Reproduce the records below exactly, leaving out any pictures.

***** DATA LINES *****

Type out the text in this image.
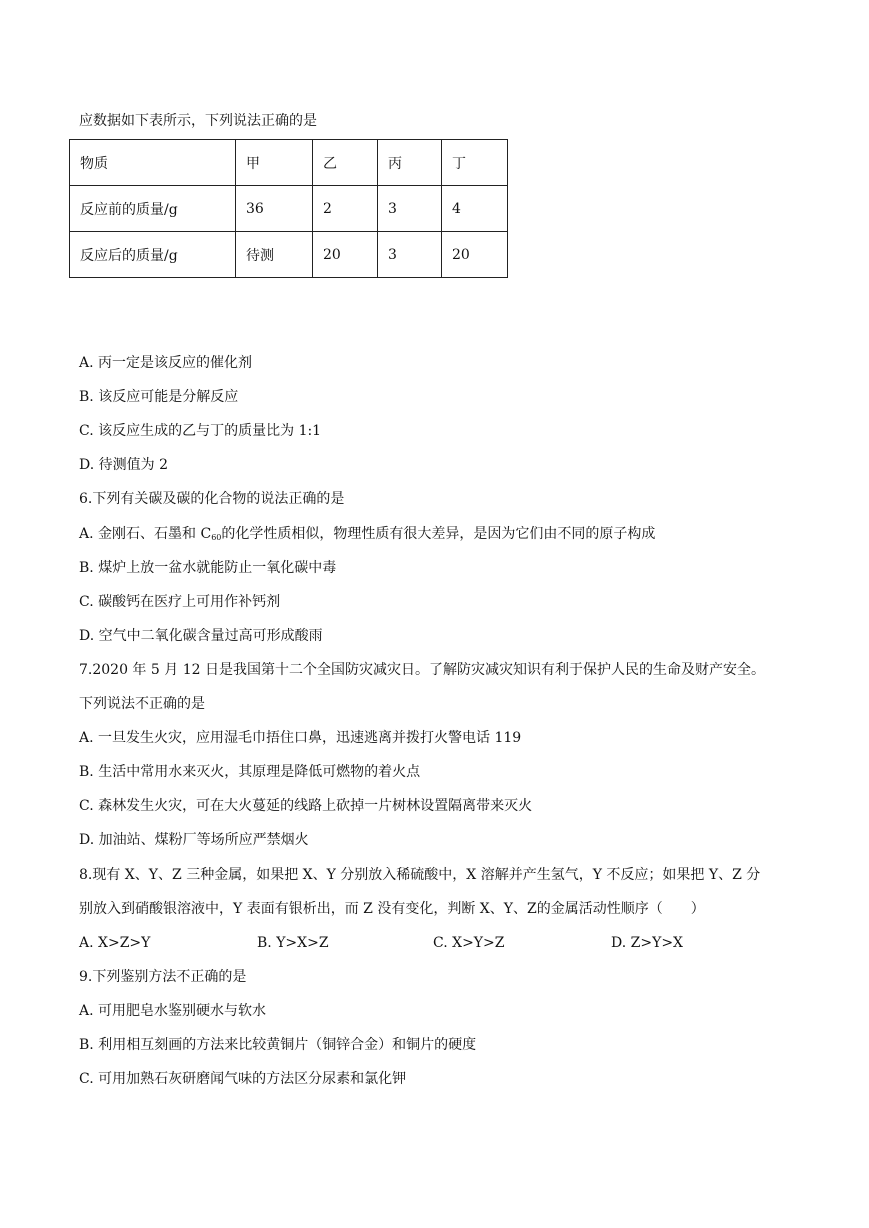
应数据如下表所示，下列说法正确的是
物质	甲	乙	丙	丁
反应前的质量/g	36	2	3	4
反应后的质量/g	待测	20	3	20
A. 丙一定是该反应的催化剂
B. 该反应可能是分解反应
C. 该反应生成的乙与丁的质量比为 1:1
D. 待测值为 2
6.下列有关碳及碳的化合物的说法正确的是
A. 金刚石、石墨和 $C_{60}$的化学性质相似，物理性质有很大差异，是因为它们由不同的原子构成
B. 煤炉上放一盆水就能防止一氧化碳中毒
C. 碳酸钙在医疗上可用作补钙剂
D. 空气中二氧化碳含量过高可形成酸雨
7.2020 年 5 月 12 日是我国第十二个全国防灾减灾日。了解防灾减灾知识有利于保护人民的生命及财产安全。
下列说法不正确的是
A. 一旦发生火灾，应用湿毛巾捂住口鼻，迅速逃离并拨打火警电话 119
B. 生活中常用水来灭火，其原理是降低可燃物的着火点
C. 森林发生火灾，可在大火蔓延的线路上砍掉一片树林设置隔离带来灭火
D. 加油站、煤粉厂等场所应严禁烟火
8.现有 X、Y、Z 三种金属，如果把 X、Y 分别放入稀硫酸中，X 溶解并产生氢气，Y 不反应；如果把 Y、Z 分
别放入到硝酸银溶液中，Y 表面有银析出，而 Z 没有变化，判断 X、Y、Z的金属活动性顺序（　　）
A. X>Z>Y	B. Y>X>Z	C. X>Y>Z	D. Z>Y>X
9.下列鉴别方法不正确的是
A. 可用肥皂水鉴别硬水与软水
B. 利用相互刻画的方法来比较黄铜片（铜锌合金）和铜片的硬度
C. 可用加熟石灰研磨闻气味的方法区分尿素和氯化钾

*****

PROBLEM SOLUTION →
Type out the text in this image.
应数据如下表所示，下列说法正确的是
物质	甲	乙	丙	丁
反应前的质量/g	36	2	3	4
反应后的质量/g	待测	20	3	20
A. 丙一定是该反应的催化剂
B. 该反应可能是分解反应
C. 该反应生成的乙与丁的质量比为 1:1
D. 待测值为 2
6.下列有关碳及碳的化合物的说法正确的是
A. 金刚石、石墨和 $C_{60}$的化学性质相似，物理性质有很大差异，是因为它们由不同的原子构成
B. 煤炉上放一盆水就能防止一氧化碳中毒
C. 碳酸钙在医疗上可用作补钙剂
D. 空气中二氧化碳含量过高可形成酸雨
7.2020 年 5 月 12 日是我国第十二个全国防灾减灾日。了解防灾减灾知识有利于保护人民的生命及财产安全。
下列说法不正确的是
A. 一旦发生火灾，应用湿毛巾捂住口鼻，迅速逃离并拨打火警电话 119
B. 生活中常用水来灭火，其原理是降低可燃物的着火点
C. 森林发生火灾，可在大火蔓延的线路上砍掉一片树林设置隔离带来灭火
D. 加油站、煤粉厂等场所应严禁烟火
8.现有 X、Y、Z 三种金属，如果把 X、Y 分别放入稀硫酸中，X 溶解并产生氢气，Y 不反应；如果把 Y、Z 分
别放入到硝酸银溶液中，Y 表面有银析出，而 Z 没有变化，判断 X、Y、Z的金属活动性顺序（　　）
A. X>Z>Y	B. Y>X>Z	C. X>Y>Z	D. Z>Y>X
9.下列鉴别方法不正确的是
A. 可用肥皂水鉴别硬水与软水
B. 利用相互刻画的方法来比较黄铜片（铜锌合金）和铜片的硬度
C. 可用加熟石灰研磨闻气味的方法区分尿素和氯化钾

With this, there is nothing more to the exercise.